→ **STATED PROBLEM**: In the lines below, how many hold the word "tuana"? Answer only with the number.

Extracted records
+++

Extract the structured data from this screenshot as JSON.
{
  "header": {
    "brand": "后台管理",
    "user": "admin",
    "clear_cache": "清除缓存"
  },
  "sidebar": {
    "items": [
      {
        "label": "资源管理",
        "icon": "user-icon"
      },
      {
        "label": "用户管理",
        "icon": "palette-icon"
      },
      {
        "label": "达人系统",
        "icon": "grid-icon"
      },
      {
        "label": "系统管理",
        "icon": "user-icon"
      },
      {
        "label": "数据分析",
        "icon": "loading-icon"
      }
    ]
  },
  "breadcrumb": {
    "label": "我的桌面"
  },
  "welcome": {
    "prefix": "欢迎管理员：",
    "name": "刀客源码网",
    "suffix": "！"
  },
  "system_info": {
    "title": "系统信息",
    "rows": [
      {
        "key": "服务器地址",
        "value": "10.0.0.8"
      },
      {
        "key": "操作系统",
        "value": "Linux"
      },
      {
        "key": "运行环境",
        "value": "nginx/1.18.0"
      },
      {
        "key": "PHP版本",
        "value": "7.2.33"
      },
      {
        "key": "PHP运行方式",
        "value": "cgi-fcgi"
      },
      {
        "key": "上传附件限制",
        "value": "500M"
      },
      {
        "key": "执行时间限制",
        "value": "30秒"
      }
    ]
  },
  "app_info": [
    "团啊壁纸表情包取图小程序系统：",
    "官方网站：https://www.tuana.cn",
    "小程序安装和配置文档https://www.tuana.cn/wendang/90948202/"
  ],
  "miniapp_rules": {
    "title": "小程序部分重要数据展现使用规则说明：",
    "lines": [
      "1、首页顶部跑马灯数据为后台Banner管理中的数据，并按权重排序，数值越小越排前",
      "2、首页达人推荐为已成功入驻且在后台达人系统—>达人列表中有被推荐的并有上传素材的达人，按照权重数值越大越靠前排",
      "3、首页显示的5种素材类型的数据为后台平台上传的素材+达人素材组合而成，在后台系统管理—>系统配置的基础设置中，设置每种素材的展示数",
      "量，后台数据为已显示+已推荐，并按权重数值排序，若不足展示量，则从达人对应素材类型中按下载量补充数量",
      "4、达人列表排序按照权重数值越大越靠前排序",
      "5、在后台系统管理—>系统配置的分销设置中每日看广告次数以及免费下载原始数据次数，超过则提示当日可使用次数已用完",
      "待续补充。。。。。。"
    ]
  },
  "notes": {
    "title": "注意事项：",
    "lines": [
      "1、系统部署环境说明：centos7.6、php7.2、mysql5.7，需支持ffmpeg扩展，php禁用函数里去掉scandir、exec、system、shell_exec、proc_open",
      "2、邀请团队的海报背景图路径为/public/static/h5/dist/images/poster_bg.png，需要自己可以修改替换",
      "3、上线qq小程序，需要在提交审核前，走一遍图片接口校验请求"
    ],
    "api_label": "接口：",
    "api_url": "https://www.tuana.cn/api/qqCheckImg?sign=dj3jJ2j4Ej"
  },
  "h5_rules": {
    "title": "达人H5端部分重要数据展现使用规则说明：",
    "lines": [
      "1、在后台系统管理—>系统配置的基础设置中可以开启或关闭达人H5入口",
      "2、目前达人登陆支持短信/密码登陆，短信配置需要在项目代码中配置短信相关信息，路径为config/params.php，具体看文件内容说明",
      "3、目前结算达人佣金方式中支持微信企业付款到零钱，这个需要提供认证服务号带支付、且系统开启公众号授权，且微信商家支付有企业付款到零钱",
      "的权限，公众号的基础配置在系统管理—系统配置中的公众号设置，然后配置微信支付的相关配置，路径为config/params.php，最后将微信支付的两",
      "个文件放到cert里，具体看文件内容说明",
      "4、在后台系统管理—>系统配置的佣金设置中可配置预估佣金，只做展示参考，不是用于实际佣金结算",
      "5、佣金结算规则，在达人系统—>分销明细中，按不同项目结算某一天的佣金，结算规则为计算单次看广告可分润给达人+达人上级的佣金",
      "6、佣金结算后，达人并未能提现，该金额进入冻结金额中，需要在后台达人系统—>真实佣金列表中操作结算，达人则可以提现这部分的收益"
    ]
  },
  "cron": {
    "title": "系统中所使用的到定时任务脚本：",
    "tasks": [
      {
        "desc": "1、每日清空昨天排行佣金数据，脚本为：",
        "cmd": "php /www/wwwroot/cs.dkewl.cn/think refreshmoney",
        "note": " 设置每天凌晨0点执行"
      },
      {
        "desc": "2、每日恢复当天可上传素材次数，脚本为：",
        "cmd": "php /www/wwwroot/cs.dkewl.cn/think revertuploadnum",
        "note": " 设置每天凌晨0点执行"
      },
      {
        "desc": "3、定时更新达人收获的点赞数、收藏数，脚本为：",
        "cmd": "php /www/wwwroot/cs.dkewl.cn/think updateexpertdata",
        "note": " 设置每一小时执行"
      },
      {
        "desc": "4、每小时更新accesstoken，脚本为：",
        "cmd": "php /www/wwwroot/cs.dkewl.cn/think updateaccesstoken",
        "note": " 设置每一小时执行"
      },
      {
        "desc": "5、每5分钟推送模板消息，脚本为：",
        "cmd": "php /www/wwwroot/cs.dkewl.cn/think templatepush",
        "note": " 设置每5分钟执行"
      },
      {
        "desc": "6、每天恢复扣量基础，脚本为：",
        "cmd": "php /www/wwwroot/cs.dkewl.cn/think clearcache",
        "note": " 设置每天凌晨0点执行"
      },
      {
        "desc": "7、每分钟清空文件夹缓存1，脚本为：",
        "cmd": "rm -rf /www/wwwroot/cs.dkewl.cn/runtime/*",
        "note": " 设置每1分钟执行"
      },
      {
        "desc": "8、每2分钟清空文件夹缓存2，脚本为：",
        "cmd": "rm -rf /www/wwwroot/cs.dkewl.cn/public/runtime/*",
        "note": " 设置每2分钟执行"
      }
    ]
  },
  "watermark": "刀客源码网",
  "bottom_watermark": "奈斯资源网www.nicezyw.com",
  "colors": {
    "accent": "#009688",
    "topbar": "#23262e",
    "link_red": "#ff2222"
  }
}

+++

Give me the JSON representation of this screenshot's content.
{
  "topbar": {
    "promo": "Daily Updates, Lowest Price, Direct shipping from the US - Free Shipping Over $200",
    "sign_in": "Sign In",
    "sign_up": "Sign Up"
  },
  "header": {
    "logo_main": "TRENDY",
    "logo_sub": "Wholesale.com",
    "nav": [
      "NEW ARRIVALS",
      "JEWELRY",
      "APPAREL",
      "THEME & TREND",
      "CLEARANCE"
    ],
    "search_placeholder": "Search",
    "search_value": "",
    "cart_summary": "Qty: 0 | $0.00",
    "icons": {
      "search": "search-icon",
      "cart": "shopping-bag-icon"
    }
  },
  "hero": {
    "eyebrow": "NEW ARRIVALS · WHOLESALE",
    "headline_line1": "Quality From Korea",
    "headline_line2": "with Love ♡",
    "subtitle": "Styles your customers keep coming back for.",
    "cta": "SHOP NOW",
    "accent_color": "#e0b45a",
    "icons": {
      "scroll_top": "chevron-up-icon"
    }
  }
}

+++

→ **TASK ANSWER**: 3